▸ **WHAT IS NEEDED**:
Scan the entries below and extract each line with the word "into" in it.

▸ **PROVIDED MATERIAL**:
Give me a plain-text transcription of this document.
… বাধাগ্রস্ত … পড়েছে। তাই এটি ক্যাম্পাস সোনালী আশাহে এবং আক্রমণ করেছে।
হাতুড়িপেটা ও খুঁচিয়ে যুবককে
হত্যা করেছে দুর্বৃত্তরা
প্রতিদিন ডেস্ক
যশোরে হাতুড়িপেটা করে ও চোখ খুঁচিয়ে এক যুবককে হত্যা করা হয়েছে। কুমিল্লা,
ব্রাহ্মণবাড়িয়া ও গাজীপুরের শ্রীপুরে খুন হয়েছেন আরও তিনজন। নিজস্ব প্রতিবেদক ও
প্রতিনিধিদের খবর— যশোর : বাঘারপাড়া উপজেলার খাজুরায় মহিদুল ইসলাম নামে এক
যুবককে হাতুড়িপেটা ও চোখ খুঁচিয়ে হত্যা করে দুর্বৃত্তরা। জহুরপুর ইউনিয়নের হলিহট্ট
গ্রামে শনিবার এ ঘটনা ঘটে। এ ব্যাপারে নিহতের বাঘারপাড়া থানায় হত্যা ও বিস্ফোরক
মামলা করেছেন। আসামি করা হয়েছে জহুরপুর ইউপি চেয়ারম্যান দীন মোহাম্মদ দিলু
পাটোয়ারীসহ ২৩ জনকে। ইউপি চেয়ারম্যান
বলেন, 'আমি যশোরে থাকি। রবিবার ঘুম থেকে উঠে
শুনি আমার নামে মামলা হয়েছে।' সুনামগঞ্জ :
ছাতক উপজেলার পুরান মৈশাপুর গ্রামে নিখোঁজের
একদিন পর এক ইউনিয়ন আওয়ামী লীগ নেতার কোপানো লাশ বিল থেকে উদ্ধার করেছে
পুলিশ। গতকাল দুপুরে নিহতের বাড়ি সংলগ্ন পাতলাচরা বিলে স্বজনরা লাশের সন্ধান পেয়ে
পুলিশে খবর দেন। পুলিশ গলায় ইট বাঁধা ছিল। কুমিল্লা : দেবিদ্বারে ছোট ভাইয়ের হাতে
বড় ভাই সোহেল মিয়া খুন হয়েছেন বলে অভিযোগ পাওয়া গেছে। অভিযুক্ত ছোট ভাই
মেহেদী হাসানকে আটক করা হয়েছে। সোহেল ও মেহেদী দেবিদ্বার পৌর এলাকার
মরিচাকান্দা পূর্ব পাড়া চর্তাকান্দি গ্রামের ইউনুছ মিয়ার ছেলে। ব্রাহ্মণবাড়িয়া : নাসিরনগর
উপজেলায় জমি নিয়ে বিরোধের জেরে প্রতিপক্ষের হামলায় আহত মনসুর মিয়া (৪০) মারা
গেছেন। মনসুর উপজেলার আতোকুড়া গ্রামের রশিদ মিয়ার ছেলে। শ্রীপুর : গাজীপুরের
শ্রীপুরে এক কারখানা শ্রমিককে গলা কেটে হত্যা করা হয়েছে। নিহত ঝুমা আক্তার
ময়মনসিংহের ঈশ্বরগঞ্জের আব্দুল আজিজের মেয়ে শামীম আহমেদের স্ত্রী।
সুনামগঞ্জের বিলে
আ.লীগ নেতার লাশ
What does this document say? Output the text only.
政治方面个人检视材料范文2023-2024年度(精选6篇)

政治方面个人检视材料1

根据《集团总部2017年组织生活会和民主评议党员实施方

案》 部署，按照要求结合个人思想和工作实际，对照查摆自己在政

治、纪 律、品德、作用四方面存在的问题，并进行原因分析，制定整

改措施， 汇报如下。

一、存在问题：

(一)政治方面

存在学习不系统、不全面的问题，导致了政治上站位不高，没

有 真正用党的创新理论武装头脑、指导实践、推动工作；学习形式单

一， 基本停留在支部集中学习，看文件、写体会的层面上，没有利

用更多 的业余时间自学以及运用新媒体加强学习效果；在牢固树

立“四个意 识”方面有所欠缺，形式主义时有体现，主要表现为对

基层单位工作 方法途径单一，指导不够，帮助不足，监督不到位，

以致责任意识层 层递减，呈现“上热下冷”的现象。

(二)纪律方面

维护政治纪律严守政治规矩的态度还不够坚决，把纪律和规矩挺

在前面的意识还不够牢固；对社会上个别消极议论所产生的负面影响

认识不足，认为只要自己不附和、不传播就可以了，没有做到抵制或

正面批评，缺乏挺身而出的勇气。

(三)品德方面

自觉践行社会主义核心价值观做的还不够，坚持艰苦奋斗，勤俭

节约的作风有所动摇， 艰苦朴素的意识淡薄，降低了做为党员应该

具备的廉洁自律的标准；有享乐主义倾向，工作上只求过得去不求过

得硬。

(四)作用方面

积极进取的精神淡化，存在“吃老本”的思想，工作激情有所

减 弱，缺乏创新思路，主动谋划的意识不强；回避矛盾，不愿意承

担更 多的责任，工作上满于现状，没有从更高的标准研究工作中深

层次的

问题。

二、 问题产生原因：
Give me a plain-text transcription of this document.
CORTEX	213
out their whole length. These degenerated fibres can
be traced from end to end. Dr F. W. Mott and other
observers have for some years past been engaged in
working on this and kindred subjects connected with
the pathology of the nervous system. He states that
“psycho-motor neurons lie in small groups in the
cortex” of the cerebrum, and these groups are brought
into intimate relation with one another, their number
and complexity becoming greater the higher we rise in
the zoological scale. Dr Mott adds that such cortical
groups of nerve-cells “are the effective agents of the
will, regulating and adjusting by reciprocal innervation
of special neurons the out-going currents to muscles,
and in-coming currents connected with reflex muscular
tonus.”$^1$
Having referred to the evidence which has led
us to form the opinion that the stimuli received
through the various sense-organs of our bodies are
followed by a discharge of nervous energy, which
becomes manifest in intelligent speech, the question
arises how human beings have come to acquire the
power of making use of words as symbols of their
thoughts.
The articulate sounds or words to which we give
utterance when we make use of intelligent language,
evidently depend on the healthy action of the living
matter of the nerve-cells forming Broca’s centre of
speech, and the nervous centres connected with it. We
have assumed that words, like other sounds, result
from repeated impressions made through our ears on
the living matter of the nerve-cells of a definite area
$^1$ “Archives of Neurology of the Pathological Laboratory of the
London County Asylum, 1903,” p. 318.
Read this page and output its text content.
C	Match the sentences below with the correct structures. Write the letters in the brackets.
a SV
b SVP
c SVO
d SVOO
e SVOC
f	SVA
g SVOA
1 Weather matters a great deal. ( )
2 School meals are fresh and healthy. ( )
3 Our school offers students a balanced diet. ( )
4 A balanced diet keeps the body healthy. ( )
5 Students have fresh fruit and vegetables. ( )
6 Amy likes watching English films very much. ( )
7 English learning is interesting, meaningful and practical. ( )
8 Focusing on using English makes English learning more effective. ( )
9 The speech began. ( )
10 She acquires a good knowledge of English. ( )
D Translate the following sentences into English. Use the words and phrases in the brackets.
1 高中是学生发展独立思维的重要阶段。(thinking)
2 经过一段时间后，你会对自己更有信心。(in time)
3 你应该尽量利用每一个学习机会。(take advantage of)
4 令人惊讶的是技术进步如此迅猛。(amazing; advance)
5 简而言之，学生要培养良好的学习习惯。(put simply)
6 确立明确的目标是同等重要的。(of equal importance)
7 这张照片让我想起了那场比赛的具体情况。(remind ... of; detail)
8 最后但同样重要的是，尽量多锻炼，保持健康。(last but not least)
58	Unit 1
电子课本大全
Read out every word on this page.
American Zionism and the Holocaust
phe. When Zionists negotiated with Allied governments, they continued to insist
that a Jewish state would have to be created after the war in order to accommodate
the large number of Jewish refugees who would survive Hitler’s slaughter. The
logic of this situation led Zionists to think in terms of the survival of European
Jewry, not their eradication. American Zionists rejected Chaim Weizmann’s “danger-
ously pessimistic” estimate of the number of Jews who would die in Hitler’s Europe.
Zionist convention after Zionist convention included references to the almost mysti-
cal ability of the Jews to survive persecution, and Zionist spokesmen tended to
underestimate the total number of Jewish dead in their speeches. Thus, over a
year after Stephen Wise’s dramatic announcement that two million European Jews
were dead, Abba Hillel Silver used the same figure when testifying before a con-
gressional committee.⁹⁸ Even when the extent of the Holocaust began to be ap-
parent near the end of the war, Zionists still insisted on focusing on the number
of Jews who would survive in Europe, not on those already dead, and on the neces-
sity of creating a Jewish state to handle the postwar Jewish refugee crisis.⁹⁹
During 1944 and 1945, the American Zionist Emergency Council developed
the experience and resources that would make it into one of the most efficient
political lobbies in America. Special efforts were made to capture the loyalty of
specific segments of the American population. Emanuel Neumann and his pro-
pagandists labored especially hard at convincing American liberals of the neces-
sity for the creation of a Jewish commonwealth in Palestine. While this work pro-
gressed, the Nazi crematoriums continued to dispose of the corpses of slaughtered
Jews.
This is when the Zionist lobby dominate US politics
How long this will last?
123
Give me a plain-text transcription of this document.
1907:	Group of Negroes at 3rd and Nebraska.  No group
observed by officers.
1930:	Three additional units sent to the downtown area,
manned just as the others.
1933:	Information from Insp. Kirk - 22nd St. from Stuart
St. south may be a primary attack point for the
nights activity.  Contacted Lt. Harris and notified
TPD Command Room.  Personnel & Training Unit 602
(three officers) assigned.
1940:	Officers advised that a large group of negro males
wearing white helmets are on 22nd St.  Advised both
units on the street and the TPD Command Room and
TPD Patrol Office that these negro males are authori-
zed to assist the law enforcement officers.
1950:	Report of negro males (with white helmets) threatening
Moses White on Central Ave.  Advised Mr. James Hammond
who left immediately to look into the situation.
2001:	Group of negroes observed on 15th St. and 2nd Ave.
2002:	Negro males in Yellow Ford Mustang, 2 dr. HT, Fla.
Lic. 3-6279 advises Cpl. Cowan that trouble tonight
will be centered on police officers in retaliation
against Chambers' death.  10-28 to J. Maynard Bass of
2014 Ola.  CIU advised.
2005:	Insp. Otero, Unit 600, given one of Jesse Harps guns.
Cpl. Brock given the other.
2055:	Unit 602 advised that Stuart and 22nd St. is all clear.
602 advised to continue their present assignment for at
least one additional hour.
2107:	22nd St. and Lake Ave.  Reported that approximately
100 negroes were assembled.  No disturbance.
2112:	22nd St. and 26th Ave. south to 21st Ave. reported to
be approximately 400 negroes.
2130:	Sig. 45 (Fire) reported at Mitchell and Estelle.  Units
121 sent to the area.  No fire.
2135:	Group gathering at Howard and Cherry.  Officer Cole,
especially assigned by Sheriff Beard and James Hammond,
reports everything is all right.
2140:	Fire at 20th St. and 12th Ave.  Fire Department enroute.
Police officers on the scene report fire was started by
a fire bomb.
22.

▸ **RESPONSE**:
into intimate relation with one another, their number
D Translate the following sentences into English. Use the words and phrases in the brackets.
the experience and resources that would make it into one of the most efficient
who left immediately to look into the situation.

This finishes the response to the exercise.